[Stored data]

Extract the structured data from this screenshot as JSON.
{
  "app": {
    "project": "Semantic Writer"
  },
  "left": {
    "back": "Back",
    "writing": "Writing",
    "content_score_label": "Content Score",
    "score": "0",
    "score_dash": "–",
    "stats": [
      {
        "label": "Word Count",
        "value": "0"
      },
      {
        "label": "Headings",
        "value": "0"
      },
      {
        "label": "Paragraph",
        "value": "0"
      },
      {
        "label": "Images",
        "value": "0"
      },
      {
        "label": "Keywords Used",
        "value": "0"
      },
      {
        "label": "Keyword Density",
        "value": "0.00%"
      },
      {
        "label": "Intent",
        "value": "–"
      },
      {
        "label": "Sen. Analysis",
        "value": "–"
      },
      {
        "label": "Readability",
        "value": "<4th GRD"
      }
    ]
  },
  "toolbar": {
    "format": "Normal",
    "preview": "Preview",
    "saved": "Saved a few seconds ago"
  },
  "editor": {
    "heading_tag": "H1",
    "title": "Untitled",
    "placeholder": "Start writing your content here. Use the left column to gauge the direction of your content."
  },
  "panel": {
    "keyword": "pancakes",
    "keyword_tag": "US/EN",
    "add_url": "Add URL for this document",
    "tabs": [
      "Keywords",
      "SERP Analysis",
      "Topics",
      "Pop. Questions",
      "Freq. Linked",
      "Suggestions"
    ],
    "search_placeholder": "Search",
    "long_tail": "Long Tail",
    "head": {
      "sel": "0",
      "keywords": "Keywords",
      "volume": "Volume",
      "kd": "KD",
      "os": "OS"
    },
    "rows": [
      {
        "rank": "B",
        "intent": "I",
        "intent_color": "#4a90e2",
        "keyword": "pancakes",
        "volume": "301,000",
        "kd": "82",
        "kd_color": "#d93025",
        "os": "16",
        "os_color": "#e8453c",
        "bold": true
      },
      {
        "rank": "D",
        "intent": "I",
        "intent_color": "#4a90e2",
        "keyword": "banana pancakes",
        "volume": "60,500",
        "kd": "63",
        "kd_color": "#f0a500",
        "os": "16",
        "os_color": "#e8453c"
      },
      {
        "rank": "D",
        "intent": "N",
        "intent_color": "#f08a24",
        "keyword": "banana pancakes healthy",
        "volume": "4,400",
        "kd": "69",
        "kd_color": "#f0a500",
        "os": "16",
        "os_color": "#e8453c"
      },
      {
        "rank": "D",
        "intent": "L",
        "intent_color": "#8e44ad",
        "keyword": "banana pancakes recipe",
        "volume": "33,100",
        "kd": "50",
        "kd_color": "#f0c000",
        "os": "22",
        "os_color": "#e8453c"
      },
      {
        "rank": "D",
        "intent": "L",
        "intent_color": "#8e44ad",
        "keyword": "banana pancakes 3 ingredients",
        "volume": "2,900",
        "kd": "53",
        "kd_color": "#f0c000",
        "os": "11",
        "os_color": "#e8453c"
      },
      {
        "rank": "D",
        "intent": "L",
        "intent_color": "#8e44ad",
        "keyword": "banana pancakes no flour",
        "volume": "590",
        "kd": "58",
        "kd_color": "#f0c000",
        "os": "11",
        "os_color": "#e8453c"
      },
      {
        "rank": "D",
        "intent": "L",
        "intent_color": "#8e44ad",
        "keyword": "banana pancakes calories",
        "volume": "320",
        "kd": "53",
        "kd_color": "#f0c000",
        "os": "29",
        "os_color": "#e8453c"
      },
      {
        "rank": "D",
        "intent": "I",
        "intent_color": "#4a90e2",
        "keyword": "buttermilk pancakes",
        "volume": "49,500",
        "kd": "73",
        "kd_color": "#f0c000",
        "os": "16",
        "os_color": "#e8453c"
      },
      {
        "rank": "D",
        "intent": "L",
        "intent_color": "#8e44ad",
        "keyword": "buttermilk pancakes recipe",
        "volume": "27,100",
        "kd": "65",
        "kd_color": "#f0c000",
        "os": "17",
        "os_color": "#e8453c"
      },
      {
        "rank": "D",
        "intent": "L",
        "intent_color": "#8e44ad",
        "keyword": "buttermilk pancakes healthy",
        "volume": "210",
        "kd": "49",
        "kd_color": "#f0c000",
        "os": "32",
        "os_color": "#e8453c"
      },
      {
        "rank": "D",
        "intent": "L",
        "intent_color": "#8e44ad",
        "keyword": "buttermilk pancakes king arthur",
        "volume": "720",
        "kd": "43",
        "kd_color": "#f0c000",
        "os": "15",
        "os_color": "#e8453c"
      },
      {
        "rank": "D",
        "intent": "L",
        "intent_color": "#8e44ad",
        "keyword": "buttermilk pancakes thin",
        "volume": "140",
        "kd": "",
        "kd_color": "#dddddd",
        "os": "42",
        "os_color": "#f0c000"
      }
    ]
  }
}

Work to complete: Count the lines of the material that include the word "writing", then state only the total.

Worked solution: 2